PROBLEM = From the listing that follows, extract every line and set it down unaltered.

============

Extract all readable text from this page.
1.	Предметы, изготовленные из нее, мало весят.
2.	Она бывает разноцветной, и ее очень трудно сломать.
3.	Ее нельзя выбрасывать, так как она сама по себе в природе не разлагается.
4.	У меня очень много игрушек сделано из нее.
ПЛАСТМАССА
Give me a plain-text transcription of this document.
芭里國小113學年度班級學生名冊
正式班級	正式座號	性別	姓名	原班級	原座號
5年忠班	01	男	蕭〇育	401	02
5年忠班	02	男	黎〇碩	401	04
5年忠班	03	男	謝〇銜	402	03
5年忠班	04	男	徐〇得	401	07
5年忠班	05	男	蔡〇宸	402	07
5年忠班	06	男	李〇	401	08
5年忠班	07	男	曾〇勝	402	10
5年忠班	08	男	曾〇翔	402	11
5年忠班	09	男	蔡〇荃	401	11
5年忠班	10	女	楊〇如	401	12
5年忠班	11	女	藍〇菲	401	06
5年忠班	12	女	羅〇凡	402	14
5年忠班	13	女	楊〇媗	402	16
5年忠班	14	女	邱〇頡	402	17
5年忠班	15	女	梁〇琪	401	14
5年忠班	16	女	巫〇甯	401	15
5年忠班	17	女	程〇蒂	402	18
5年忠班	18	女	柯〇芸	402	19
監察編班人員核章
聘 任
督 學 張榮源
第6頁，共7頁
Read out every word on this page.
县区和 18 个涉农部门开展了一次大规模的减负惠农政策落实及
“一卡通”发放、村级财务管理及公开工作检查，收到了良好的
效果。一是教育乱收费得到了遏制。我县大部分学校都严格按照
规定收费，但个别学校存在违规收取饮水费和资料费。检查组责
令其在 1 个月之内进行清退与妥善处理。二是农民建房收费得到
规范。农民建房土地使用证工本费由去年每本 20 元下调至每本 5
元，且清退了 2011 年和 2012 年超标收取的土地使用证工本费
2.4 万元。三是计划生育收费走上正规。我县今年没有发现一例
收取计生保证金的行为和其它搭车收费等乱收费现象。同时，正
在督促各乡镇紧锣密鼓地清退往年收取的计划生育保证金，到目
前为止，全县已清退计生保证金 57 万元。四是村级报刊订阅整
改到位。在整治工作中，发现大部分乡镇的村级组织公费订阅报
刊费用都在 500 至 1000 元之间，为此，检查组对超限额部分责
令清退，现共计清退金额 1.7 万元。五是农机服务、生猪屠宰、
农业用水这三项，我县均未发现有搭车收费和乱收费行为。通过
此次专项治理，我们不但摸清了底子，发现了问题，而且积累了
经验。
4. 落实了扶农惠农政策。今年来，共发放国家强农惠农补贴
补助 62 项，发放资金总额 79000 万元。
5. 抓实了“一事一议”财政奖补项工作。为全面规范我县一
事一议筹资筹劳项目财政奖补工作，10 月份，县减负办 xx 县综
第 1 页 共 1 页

============

SOLUTION FOR THIS PROBLEM =
Extract all readable text from this page.
1.	Предметы, изготовленные из нее, мало весят.
2.	Она бывает разноцветной, и ее очень трудно сломать.
3.	Ее нельзя выбрасывать, так как она сама по себе в природе не разлагается.
4.	У меня очень много игрушек сделано из нее.
ПЛАСТМАССА
Give me a plain-text transcription of this document.
芭里國小113學年度班級學生名冊
正式班級	正式座號	性別	姓名	原班級	原座號
5年忠班	01	男	蕭〇育	401	02
5年忠班	02	男	黎〇碩	401	04
5年忠班	03	男	謝〇銜	402	03
5年忠班	04	男	徐〇得	401	07
5年忠班	05	男	蔡〇宸	402	07
5年忠班	06	男	李〇	401	08
5年忠班	07	男	曾〇勝	402	10
5年忠班	08	男	曾〇翔	402	11
5年忠班	09	男	蔡〇荃	401	11
5年忠班	10	女	楊〇如	401	12
5年忠班	11	女	藍〇菲	401	06
5年忠班	12	女	羅〇凡	402	14
5年忠班	13	女	楊〇媗	402	16
5年忠班	14	女	邱〇頡	402	17
5年忠班	15	女	梁〇琪	401	14
5年忠班	16	女	巫〇甯	401	15
5年忠班	17	女	程〇蒂	402	18
5年忠班	18	女	柯〇芸	402	19
監察編班人員核章
聘 任
督 學 張榮源
第6頁，共7頁
Read out every word on this page.
县区和 18 个涉农部门开展了一次大规模的减负惠农政策落实及
“一卡通”发放、村级财务管理及公开工作检查，收到了良好的
效果。一是教育乱收费得到了遏制。我县大部分学校都严格按照
规定收费，但个别学校存在违规收取饮水费和资料费。检查组责
令其在 1 个月之内进行清退与妥善处理。二是农民建房收费得到
规范。农民建房土地使用证工本费由去年每本 20 元下调至每本 5
元，且清退了 2011 年和 2012 年超标收取的土地使用证工本费
2.4 万元。三是计划生育收费走上正规。我县今年没有发现一例
收取计生保证金的行为和其它搭车收费等乱收费现象。同时，正
在督促各乡镇紧锣密鼓地清退往年收取的计划生育保证金，到目
前为止，全县已清退计生保证金 57 万元。四是村级报刊订阅整
改到位。在整治工作中，发现大部分乡镇的村级组织公费订阅报
刊费用都在 500 至 1000 元之间，为此，检查组对超限额部分责
令清退，现共计清退金额 1.7 万元。五是农机服务、生猪屠宰、
农业用水这三项，我县均未发现有搭车收费和乱收费行为。通过
此次专项治理，我们不但摸清了底子，发现了问题，而且积累了
经验。
4. 落实了扶农惠农政策。今年来，共发放国家强农惠农补贴
补助 62 项，发放资金总额 79000 万元。
5. 抓实了“一事一议”财政奖补项工作。为全面规范我县一
事一议筹资筹劳项目财政奖补工作，10 月份，县减负办 xx 县综
第 1 页 共 1 页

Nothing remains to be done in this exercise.